## Wybrany fragment
■ ■ ■

Absolutnie mój hit. W tym miesiącu go wykończyłam do kilkukrotnego umycia włosów. Pomimo iż mam czarne włosy, ten szampon doskonale się do nich nadaje. Idealnie je oczyszcza, cudownie nabłyszcza, a do tego usuwa łupież i pozbywa się swędzenia skóry głowy. Przyjemnie pachnie, nie plącze włosów. Czego chcieć więcej?
2. Regenerujący płyn do higieny intymnej Tołpa.
Bardzo przyjemny płyn, pomimo swojej niewielkiej poj. (195ml) bardzo wydajny. Dobrze mył, łagodził podrażnienia, nie uczulał. Jednak nie sądzę, abym kupiła go ponownie, cena 17zł skutecznie mnie zniechęca, a cudów jakiś nie robił.
3. Szarlotkowe masło do ciała Farmona.
W stosowaniu tego masła miałam sporą przerwę, by po niej móc się na nowo cieszyć cudownym zapachem szarlotki. Uwielbiam to masło za zapach i działanie. Idealnie nawilża, sprawia że skóra jest miękka i gładka w dotyku. Mam już Farmonowego następcę, ale z innej serii, o którym będzie kilka słów niebawem.
4. Krem pod oczy Provivo 35+ od Tołpy.
Być może dlatego, że moja skóra tego nie wymaga, nie widziałam efektów ze stosowania tego kremu. Ładnie nawilżał, ale ten sam efekt mam po zwykłym kremie do twarzy, którym traktuję także skórę wokół oczu. Krem ten nieraz powodował jakby pieczenie/chłodzenie, niezbyt przyjemne. Na szczęście występowało sporadycznie. Ostatnio używanie go sprawiało mi sporo radości, sama nie wiem czemu, skoro efektów brak;)
5. FM miętowy błyszczyk do ust.
Przyjemny, ale bardzo niewygodny i mało wydajny błyszczyk. Przyjemnie pachniał, dawał minimalne mrowienie, nie kleił się, ładnie nawilżał usta. Jednak forma, w jakiej został on zamknięty, czyli w pędzelku nie należy do najwygodniejszych, bo utrudnia precyzyjne nałożenie kosmetyku, a poza włosie potrafi się zagiąć podczas nakładania skuwki i sterczy we wszystkie strony. Dodatkowo cena, 32zł jest wielce przesadzona.

■ ■ ■

## Blok danych
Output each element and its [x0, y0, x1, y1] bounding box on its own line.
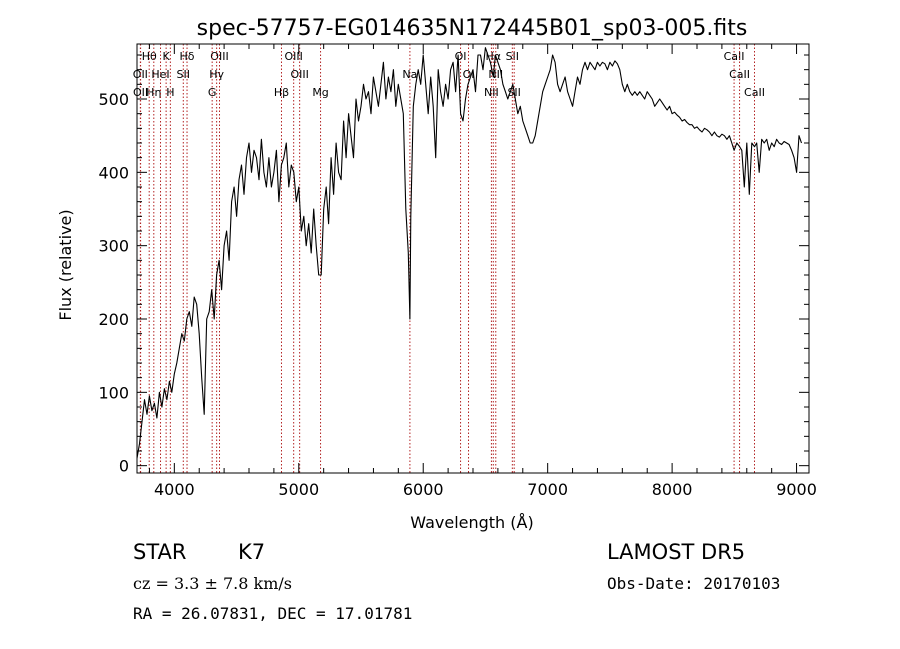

■ ■ ■

## Zadanie do wykonania A
Przepisz fragment recenzji kosmetyków, zamieniając słowo „szampon” na „żel”. Zacznij od słów „Absolutnie mój hit.”, a skończ na „Czego chcieć więcej?”.
## Zadanie do wykonania B
Sprawdź, czy stwierdzenia zgadzają się z recenzją kosmetyków. Przy każdym odpowiedz tak lub nie i przytocz rozstrzygające słowa recenzji: (i) Płyn do higieny intymnej Tołpa kosztował 17 zł. (ii) Płyn do higieny intymnej Tołpa zostanie kupiony ponownie. (iii) Miętowy błyszczyk FM kleił się.

## Pełne rozwiązanie A
Absolutnie mój hit. W tym miesiącu go wykończyłam do kilkukrotnego umycia włosów. Pomimo iż mam czarne włosy, ten żel doskonale się do nich nadaje. Idealnie je oczyszcza, cudownie nabłyszcza, a do tego usuwa łupież i pozbywa się swędzenia skóry głowy. Przyjemnie pachnie, nie plącze włosów. Czego chcieć więcej?

## Pełne rozwiązanie B
(i) Tak: „cena 17zł skutecznie mnie zniechęca”.
(ii) Nie: „nie sądzę, abym kupiła go ponownie”.
(iii) Nie: „nie kleił się”.